Artigo em Inglês | MEDLINE | ID: mdl-39134969

RESUMO

OBJECTIVE: Accurate prediction of survival prognosis is helpful to guide clinical decision-making. The aim of this study was to develop a model using machine learning techniques to predict the occurrence of composite thromboembolic events (CTEs) in elderly patients with atrial fibrillation(AF). These events encompass newly diagnosed cerebral ischemia events, cardiovascular events, pulmonary embolism, and lower extremity arterial embolism. METHODS: This retrospective study included 6,079 elderly hospitalized patients (≥ 75 years old) with AF admitted to the People's Liberation Army General Hospital in China from January 2010 to June 2022. Random forest imputation was used for handling missing data. In the descriptive statistics section, patients were divided into two groups based on the occurrence of CTEs, and differences between the two groups were analyzed using chi-square tests for categorical variables and rank-sum tests for continuous variables. In the machine learning section, the patients were randomly divided into a training dataset (n = 4,225) and a validation dataset (n = 1,824) in a 7:3 ratio. Four machine learning models (logistic regression, decision tree, random forest, XGBoost) were trained on the training dataset and validated on the validation dataset. RESULTS: The incidence of composite thromboembolic events was 19.53%. The Least Absolute Shrinkage and Selection Operator (LASSO) method, using 5-fold cross-validation, was applied to the training dataset and identified a total of 18 features that exhibited a significant association with the occurrence of CTEs. The random forest model outperformed other models in terms of area under the curve (ACC: 0.9144, SEN: 0.7725, SPE: 0.9489, AUC: 0.927, 95% CI: 0.9105-0.9443). The random forest model also showed good clinical validity based on the clinical decision curve. The Shapley Additive exPlanations (SHAP) showed that the top five features associated with the model were history of ischemic stroke, high triglyceride (TG), high total cholesterol (TC), high plasma D-dimer, age. CONCLUSIONS: This study proposes an accurate model to stratify patients with a high risk of CTEs. The random forest model has good performance. History of ischemic stroke, age, high TG, high TC and high plasma D-Dimer may be correlated with CTEs.

■ **Task directions**: Using the atrial fibrillation abstract, explain in one to three sentences why the study set out to build a machine learning model for composite thromboembolic events. The lines after this point come from a different source than the abstract.

■ **The data**:
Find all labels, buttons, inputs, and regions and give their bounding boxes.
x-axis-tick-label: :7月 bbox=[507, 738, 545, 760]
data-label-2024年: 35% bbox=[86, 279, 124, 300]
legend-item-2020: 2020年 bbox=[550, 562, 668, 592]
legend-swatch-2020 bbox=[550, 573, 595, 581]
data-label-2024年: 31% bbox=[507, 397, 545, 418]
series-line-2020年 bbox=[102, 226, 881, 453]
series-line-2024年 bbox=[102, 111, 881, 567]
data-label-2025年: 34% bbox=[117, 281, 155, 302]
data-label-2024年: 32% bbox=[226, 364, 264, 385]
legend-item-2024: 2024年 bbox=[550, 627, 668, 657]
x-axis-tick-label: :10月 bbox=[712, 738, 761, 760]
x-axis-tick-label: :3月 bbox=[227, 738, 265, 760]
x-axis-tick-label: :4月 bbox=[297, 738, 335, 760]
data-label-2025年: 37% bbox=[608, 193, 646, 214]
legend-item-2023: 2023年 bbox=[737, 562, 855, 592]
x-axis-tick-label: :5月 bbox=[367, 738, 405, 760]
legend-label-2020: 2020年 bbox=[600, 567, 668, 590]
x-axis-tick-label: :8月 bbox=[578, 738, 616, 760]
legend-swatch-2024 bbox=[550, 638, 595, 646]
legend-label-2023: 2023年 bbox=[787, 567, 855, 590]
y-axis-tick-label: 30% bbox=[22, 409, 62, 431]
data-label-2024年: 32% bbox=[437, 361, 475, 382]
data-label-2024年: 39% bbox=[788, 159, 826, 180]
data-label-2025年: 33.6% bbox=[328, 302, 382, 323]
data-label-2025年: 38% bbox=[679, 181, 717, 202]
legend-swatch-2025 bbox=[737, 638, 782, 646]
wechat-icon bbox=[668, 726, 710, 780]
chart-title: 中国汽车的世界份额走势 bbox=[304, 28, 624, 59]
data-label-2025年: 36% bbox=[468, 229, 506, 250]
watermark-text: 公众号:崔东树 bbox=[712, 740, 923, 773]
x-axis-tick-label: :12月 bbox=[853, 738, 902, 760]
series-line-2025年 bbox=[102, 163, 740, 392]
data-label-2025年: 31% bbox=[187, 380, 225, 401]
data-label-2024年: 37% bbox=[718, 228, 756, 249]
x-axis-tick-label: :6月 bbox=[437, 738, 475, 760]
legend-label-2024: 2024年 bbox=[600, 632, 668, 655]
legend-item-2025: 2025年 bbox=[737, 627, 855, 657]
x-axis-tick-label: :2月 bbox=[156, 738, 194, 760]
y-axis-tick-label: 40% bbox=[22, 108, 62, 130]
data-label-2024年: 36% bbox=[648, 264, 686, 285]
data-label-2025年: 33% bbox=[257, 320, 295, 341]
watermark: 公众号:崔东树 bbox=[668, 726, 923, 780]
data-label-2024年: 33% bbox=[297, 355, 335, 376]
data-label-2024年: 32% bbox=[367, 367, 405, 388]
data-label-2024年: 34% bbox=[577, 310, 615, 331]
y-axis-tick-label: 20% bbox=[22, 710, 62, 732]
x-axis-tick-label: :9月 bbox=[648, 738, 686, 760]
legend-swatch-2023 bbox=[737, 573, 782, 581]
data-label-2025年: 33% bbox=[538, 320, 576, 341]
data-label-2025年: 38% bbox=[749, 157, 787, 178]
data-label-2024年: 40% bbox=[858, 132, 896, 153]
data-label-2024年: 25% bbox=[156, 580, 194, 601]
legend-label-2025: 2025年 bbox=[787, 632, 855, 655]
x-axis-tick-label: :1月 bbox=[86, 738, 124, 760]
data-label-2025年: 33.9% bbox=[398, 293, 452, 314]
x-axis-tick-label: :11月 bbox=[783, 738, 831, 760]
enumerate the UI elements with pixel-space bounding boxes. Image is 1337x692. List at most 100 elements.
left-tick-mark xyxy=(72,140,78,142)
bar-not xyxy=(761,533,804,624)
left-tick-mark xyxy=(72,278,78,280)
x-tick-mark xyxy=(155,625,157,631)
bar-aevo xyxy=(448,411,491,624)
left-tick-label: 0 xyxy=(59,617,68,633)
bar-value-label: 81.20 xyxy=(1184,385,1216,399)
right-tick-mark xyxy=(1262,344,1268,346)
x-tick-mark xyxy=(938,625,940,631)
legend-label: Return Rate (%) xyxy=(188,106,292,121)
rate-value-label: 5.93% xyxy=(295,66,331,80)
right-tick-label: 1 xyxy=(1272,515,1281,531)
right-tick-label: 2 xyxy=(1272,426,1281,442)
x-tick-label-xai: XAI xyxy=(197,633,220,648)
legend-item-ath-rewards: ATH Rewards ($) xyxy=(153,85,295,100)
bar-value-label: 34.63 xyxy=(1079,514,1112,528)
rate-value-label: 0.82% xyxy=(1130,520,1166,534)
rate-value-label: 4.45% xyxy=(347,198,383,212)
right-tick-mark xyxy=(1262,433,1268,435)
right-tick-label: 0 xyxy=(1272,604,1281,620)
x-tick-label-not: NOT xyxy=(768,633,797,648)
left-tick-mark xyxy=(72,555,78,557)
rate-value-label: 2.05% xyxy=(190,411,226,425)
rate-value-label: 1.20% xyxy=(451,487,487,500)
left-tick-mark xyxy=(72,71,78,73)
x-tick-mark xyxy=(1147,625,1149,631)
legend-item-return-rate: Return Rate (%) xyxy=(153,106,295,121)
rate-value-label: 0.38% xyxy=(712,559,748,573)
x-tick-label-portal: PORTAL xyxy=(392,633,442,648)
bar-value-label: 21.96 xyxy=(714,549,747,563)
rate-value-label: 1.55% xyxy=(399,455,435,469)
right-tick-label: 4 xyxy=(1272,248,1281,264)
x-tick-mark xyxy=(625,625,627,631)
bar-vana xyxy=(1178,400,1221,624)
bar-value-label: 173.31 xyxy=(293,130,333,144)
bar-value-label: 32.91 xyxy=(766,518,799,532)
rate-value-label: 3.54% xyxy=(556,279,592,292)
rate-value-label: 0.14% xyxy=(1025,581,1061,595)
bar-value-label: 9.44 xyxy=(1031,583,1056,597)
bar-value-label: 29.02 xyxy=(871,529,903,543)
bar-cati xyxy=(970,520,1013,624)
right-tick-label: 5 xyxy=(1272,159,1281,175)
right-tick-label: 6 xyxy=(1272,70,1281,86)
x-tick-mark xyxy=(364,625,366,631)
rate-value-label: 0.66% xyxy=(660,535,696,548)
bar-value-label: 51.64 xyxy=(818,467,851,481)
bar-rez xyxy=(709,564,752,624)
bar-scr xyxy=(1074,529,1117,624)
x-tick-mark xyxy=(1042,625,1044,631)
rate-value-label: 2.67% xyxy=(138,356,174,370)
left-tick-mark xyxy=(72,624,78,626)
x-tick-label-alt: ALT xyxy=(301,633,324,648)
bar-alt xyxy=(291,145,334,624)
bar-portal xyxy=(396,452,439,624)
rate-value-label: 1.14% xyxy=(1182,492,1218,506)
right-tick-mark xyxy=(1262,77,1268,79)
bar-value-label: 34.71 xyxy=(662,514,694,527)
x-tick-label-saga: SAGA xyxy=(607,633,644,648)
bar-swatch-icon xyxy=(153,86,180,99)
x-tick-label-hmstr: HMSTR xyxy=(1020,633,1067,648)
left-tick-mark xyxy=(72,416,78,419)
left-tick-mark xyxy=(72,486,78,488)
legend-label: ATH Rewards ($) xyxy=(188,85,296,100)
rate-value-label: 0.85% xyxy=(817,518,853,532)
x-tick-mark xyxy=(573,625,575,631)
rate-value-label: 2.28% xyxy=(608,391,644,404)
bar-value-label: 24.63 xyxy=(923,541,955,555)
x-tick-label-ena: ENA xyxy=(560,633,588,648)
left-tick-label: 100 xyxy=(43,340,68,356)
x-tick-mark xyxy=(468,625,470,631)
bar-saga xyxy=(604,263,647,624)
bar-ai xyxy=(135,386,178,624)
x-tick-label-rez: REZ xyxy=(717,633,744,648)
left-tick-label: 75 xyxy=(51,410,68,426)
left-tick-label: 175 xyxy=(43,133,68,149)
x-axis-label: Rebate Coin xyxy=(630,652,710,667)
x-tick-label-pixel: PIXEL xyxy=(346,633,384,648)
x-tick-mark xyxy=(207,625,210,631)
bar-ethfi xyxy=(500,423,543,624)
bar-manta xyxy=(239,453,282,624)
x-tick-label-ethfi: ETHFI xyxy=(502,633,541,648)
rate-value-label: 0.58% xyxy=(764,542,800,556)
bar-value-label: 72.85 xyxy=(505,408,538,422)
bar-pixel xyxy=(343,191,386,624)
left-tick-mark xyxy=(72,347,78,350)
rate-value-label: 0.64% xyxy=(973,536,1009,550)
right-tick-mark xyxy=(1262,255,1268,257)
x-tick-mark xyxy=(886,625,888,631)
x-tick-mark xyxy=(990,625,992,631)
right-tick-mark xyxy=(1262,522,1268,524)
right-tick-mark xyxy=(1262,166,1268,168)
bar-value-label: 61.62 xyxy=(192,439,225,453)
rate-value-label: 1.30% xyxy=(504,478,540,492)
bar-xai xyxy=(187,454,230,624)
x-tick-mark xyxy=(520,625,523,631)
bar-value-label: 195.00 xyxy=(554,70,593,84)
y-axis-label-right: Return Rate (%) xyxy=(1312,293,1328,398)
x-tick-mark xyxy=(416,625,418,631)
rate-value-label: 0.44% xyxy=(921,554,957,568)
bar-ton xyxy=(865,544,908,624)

■ **Response box**: The abstract states that accurately predicting survival prognosis helps guide clinical decision-making. The study therefore aimed to build a model that predicts composite thromboembolic events in elderly patients with atrial fibrillation. In the abstract's conclusions, such a model lets clinicians identify patients at high risk of these events.